Given task:
Find every line of the listing below where "this" appears, and copy it.

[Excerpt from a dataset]
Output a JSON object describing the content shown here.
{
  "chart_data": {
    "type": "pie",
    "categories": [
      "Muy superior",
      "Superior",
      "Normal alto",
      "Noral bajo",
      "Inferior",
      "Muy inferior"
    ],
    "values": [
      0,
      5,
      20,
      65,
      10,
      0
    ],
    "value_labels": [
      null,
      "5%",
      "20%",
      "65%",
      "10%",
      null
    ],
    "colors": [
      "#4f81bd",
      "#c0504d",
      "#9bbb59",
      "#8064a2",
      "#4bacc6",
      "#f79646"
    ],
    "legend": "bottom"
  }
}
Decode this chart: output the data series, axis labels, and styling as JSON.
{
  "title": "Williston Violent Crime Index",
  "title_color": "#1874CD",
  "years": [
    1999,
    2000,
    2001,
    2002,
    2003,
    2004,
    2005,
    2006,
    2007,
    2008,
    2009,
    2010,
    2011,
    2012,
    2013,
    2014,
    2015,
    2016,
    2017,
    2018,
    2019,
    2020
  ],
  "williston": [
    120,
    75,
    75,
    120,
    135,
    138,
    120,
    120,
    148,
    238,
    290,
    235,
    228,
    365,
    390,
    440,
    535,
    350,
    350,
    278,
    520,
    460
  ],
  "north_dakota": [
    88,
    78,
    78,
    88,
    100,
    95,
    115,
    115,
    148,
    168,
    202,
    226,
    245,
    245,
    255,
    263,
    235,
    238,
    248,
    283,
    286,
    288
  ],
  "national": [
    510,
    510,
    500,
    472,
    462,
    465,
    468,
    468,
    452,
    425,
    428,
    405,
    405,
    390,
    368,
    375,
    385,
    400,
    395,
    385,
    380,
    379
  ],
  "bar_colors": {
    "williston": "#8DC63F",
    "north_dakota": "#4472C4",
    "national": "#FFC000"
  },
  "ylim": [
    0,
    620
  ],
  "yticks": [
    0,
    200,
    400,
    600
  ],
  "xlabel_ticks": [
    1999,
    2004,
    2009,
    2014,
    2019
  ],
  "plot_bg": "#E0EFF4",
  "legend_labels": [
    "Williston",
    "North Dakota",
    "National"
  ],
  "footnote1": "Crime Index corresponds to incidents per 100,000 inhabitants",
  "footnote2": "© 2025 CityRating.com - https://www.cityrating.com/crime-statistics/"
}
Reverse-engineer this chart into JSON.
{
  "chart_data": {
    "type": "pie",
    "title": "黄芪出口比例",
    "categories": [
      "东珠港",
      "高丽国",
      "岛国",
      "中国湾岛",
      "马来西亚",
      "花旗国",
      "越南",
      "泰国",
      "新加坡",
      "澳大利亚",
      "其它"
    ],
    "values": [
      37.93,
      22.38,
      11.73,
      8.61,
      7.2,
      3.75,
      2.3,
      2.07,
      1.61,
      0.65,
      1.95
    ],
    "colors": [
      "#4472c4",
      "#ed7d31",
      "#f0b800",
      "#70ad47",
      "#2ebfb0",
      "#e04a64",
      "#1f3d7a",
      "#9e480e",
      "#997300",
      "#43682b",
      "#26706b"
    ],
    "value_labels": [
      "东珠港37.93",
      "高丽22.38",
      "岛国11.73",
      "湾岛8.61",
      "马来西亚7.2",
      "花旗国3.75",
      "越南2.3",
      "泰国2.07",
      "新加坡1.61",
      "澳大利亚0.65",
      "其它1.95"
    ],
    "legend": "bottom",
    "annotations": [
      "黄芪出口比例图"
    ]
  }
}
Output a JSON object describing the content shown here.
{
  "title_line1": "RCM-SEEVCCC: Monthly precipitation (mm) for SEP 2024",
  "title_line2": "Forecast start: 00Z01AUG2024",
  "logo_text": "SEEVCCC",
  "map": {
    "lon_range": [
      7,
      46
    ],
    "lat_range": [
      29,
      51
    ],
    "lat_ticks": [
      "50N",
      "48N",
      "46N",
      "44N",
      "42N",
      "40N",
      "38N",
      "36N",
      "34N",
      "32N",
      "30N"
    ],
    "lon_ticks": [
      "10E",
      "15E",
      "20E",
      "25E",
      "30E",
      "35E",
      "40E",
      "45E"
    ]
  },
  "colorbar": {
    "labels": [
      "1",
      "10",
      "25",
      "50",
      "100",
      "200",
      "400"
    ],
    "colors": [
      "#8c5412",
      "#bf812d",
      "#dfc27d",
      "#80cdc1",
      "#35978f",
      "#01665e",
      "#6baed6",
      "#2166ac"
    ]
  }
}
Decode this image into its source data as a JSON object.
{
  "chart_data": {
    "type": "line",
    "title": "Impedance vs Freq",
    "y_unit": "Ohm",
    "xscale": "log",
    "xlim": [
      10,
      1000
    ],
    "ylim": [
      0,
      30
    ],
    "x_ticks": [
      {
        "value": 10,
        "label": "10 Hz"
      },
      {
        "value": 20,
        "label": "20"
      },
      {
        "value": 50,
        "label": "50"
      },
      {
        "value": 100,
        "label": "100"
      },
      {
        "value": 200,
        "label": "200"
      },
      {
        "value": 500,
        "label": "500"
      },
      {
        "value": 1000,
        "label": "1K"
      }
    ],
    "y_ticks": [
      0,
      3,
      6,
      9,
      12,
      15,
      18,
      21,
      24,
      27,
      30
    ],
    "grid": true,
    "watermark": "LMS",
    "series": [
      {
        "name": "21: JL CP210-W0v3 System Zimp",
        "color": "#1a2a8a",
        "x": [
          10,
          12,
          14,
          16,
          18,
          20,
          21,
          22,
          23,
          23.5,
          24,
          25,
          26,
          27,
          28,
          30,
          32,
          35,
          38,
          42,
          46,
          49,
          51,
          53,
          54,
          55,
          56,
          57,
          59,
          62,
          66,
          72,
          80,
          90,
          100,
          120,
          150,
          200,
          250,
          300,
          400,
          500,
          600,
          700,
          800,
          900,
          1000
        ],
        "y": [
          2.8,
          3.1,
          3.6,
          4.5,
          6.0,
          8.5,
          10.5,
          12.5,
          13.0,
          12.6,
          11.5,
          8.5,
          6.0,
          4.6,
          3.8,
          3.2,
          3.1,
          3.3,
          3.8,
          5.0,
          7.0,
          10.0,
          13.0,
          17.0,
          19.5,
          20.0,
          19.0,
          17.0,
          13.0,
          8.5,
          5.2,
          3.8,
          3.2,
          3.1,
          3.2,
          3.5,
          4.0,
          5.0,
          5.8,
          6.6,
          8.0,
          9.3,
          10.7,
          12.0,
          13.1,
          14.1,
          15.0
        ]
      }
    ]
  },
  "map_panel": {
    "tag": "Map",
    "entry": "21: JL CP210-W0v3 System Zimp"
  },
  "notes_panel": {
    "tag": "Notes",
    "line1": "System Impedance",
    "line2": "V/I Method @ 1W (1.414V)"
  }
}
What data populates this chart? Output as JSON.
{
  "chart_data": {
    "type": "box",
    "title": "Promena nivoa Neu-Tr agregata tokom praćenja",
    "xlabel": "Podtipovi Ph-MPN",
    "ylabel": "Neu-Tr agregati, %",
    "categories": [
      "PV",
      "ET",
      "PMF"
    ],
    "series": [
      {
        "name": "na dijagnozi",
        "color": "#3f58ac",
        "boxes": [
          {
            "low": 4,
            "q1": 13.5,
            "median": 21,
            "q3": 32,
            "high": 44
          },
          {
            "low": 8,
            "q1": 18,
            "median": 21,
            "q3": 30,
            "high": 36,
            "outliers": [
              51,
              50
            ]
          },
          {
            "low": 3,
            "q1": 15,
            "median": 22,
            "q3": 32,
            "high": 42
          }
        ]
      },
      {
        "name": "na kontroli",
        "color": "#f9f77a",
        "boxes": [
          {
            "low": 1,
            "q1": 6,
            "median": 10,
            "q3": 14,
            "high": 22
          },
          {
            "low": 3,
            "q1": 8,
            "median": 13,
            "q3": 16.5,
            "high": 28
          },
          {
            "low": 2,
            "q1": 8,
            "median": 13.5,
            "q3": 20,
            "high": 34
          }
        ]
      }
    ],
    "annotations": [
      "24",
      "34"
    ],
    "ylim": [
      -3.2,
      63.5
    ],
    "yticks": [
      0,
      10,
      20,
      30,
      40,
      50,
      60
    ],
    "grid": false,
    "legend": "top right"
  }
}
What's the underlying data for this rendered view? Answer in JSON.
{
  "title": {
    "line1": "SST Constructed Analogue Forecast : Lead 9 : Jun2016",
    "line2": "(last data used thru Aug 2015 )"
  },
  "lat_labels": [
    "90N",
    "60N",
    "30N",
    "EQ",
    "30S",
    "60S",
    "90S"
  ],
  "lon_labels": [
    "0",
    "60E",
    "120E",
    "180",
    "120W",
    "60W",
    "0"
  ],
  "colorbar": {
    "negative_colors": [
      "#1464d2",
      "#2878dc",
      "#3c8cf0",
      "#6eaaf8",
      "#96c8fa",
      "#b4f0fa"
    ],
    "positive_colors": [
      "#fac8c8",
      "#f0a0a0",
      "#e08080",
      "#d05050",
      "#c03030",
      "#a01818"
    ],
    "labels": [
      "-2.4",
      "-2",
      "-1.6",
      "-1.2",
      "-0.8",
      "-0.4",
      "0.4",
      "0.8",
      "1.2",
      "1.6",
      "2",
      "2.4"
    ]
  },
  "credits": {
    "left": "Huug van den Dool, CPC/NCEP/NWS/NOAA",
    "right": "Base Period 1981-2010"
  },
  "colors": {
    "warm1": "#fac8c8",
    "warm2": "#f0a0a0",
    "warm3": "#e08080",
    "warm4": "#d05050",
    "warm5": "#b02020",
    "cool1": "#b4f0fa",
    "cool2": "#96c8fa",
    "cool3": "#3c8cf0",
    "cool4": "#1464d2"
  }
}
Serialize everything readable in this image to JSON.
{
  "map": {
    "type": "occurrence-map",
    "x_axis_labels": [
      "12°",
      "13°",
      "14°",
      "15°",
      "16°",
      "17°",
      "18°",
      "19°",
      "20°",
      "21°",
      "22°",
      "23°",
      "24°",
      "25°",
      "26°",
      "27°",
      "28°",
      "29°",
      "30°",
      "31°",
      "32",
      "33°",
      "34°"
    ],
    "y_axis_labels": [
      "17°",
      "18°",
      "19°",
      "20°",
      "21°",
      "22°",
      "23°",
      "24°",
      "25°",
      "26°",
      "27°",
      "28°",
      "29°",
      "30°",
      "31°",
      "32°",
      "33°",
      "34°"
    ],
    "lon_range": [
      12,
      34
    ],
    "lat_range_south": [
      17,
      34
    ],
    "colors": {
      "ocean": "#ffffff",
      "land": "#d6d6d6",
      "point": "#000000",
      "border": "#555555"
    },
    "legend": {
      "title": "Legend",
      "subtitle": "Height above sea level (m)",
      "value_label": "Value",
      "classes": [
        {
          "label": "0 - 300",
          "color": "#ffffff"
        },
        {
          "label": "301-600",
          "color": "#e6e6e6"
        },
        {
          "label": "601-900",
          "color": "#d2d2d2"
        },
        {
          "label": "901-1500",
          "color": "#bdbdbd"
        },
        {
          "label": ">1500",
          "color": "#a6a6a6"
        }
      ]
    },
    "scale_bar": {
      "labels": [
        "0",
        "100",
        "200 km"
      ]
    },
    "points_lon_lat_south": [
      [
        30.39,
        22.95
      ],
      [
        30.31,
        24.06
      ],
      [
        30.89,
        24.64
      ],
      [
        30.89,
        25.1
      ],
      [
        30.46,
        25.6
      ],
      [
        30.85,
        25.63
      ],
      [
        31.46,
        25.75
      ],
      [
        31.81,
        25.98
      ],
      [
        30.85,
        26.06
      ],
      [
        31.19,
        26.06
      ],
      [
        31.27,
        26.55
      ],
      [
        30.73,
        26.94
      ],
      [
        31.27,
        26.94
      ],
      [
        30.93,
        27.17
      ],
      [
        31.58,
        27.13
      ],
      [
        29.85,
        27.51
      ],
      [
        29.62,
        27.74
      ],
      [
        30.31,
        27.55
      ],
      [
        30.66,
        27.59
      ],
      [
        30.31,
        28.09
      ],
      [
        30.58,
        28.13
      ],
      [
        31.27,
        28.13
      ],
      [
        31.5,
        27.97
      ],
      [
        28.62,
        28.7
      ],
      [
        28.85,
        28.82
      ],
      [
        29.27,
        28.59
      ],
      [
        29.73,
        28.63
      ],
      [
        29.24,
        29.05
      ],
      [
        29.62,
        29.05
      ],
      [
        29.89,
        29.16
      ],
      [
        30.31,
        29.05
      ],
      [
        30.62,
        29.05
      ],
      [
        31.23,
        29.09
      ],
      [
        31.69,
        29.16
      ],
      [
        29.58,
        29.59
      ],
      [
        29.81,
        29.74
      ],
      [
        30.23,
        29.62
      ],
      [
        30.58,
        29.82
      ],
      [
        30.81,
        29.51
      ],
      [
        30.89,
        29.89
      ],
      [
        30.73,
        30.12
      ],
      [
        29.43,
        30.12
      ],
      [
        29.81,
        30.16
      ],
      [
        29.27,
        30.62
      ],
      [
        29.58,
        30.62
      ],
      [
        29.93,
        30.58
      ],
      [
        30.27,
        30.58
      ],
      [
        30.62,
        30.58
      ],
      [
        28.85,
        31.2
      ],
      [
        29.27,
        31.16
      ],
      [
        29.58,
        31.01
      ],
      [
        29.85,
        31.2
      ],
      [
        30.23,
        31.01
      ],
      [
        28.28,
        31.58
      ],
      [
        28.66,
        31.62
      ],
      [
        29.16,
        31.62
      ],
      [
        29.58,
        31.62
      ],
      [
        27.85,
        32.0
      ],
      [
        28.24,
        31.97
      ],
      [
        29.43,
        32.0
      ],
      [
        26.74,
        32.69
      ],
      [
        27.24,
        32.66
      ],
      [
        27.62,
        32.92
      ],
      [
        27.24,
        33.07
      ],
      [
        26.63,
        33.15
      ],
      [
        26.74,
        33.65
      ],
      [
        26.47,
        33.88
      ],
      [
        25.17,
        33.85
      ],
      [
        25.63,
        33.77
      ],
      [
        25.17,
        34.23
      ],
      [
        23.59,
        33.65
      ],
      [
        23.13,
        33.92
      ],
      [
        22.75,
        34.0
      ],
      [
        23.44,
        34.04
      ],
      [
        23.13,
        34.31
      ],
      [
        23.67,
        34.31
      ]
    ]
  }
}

Task solution:
Decode this chart: output the data series, axis labels, and styling as JSON.
Reverse-engineer this chart into JSON.
Decode this image into its source data as a JSON object.
What data populates this chart? Output as JSON.
What's the underlying data for this rendered view? Answer in JSON.
Serialize everything readable in this image to JSON.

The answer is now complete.